WHAT IS NEEDED:
Pick out every line in the data below that holds "市公共交通乘客满意度调查问卷示例".
-- start of RECORDS SHOWN --
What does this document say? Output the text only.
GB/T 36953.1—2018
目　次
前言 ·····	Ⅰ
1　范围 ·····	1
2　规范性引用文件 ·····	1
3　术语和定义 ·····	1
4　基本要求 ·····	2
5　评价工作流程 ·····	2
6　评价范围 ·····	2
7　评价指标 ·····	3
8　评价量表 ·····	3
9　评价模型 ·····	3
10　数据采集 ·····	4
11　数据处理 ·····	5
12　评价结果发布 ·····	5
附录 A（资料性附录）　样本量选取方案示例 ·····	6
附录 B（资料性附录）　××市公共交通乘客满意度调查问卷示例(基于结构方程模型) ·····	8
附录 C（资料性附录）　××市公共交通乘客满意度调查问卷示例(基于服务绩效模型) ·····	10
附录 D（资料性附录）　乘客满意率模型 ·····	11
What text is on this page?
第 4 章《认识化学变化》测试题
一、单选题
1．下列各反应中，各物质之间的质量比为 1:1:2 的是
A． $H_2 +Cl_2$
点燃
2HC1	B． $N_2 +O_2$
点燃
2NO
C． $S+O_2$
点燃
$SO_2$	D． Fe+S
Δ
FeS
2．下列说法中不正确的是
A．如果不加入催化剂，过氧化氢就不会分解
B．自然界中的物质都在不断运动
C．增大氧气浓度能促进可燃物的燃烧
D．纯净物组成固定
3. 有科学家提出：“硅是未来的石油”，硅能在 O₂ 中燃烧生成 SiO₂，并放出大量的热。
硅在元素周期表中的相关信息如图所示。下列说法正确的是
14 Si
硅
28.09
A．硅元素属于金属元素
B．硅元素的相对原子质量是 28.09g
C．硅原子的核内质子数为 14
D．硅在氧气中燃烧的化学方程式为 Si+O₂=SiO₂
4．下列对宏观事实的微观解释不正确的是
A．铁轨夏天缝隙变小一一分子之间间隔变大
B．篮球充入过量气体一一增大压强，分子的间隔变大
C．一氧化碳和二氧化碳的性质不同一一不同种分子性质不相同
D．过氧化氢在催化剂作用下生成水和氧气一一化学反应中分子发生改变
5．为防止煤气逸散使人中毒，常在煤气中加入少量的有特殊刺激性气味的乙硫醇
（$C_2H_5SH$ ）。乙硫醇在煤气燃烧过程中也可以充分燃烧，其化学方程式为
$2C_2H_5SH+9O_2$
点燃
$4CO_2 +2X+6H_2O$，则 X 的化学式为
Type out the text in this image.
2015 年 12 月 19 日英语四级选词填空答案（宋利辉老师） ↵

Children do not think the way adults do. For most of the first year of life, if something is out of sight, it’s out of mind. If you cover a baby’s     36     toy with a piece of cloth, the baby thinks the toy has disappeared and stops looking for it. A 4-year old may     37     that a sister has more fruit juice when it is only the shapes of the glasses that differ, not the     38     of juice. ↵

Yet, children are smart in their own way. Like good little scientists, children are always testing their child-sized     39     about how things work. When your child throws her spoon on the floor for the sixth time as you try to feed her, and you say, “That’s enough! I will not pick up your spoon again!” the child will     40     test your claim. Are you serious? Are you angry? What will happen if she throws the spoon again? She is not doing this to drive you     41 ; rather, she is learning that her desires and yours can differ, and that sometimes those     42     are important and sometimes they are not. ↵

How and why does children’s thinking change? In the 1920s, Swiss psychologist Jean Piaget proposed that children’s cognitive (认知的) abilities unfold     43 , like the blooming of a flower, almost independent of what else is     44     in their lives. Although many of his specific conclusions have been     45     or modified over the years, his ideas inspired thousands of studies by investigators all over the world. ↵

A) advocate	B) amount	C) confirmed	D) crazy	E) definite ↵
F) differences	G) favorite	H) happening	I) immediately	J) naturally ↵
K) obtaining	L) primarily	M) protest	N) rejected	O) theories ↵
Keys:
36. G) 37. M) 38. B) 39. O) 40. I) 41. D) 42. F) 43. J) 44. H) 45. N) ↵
-- end of RECORDS SHOWN --
RESULT FOR THIS TASK:
附录 B（资料性附录）　××市公共交通乘客满意度调查问卷示例(基于结构方程模型) ·····	8
附录 C（资料性附录）　××市公共交通乘客满意度调查问卷示例(基于服务绩效模型) ·····	10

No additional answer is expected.